— Start —
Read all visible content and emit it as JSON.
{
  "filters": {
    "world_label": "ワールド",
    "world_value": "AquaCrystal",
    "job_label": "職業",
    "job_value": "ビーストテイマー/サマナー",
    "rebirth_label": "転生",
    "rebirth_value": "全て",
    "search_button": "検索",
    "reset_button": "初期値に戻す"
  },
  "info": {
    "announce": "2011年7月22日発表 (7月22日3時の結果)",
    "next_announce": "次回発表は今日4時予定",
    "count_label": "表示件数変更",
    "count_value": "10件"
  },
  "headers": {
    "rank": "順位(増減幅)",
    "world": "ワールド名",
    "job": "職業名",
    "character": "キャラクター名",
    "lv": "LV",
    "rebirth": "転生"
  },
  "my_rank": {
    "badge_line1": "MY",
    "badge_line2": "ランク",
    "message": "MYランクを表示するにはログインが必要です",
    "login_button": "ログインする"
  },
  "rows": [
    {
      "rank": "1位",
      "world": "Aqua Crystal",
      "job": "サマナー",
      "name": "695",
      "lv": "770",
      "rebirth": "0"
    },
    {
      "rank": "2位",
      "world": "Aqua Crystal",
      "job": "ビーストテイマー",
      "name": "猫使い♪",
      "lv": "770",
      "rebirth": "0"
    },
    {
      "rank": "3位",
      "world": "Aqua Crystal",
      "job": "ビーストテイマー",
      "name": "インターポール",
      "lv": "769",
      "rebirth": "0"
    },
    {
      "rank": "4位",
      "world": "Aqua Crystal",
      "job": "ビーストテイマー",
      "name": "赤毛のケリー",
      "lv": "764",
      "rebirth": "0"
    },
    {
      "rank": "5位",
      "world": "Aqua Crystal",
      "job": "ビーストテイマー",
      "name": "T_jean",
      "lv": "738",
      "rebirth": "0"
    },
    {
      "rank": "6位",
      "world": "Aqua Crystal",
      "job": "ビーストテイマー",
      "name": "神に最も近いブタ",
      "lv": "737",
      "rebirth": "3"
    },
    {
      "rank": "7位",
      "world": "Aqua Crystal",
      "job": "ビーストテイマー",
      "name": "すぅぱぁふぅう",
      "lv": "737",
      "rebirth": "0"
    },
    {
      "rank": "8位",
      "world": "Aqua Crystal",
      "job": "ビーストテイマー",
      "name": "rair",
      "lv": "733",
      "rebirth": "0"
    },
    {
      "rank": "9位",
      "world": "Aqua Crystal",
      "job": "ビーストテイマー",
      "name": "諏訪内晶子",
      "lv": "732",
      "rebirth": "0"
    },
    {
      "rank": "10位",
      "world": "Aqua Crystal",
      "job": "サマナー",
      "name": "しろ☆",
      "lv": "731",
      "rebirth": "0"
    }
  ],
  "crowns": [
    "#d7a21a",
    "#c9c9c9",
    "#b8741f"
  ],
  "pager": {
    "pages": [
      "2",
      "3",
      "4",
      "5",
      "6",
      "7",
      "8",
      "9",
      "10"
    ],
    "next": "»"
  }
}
— End —
## Task objective
Repeat the entries exactly, all of them.

## Task response
Read all visible content and emit it as JSON.
{
  "filters": {
    "world_label": "ワールド",
    "world_value": "AquaCrystal",
    "job_label": "職業",
    "job_value": "ビーストテイマー/サマナー",
    "rebirth_label": "転生",
    "rebirth_value": "全て",
    "search_button": "検索",
    "reset_button": "初期値に戻す"
  },
  "info": {
    "announce": "2011年7月22日発表 (7月22日3時の結果)",
    "next_announce": "次回発表は今日4時予定",
    "count_label": "表示件数変更",
    "count_value": "10件"
  },
  "headers": {
    "rank": "順位(増減幅)",
    "world": "ワールド名",
    "job": "職業名",
    "character": "キャラクター名",
    "lv": "LV",
    "rebirth": "転生"
  },
  "my_rank": {
    "badge_line1": "MY",
    "badge_line2": "ランク",
    "message": "MYランクを表示するにはログインが必要です",
    "login_button": "ログインする"
  },
  "rows": [
    {
      "rank": "1位",
      "world": "Aqua Crystal",
      "job": "サマナー",
      "name": "695",
      "lv": "770",
      "rebirth": "0"
    },
    {
      "rank": "2位",
      "world": "Aqua Crystal",
      "job": "ビーストテイマー",
      "name": "猫使い♪",
      "lv": "770",
      "rebirth": "0"
    },
    {
      "rank": "3位",
      "world": "Aqua Crystal",
      "job": "ビーストテイマー",
      "name": "インターポール",
      "lv": "769",
      "rebirth": "0"
    },
    {
      "rank": "4位",
      "world": "Aqua Crystal",
      "job": "ビーストテイマー",
      "name": "赤毛のケリー",
      "lv": "764",
      "rebirth": "0"
    },
    {
      "rank": "5位",
      "world": "Aqua Crystal",
      "job": "ビーストテイマー",
      "name": "T_jean",
      "lv": "738",
      "rebirth": "0"
    },
    {
      "rank": "6位",
      "world": "Aqua Crystal",
      "job": "ビーストテイマー",
      "name": "神に最も近いブタ",
      "lv": "737",
      "rebirth": "3"
    },
    {
      "rank": "7位",
      "world": "Aqua Crystal",
      "job": "ビーストテイマー",
      "name": "すぅぱぁふぅう",
      "lv": "737",
      "rebirth": "0"
    },
    {
      "rank": "8位",
      "world": "Aqua Crystal",
      "job": "ビーストテイマー",
      "name": "rair",
      "lv": "733",
      "rebirth": "0"
    },
    {
      "rank": "9位",
      "world": "Aqua Crystal",
      "job": "ビーストテイマー",
      "name": "諏訪内晶子",
      "lv": "732",
      "rebirth": "0"
    },
    {
      "rank": "10位",
      "world": "Aqua Crystal",
      "job": "サマナー",
      "name": "しろ☆",
      "lv": "731",
      "rebirth": "0"
    }
  ],
  "crowns": [
    "#d7a21a",
    "#c9c9c9",
    "#b8741f"
  ],
  "pager": {
    "pages": [
      "2",
      "3",
      "4",
      "5",
      "6",
      "7",
      "8",
      "9",
      "10"
    ],
    "next": "»"
  }
}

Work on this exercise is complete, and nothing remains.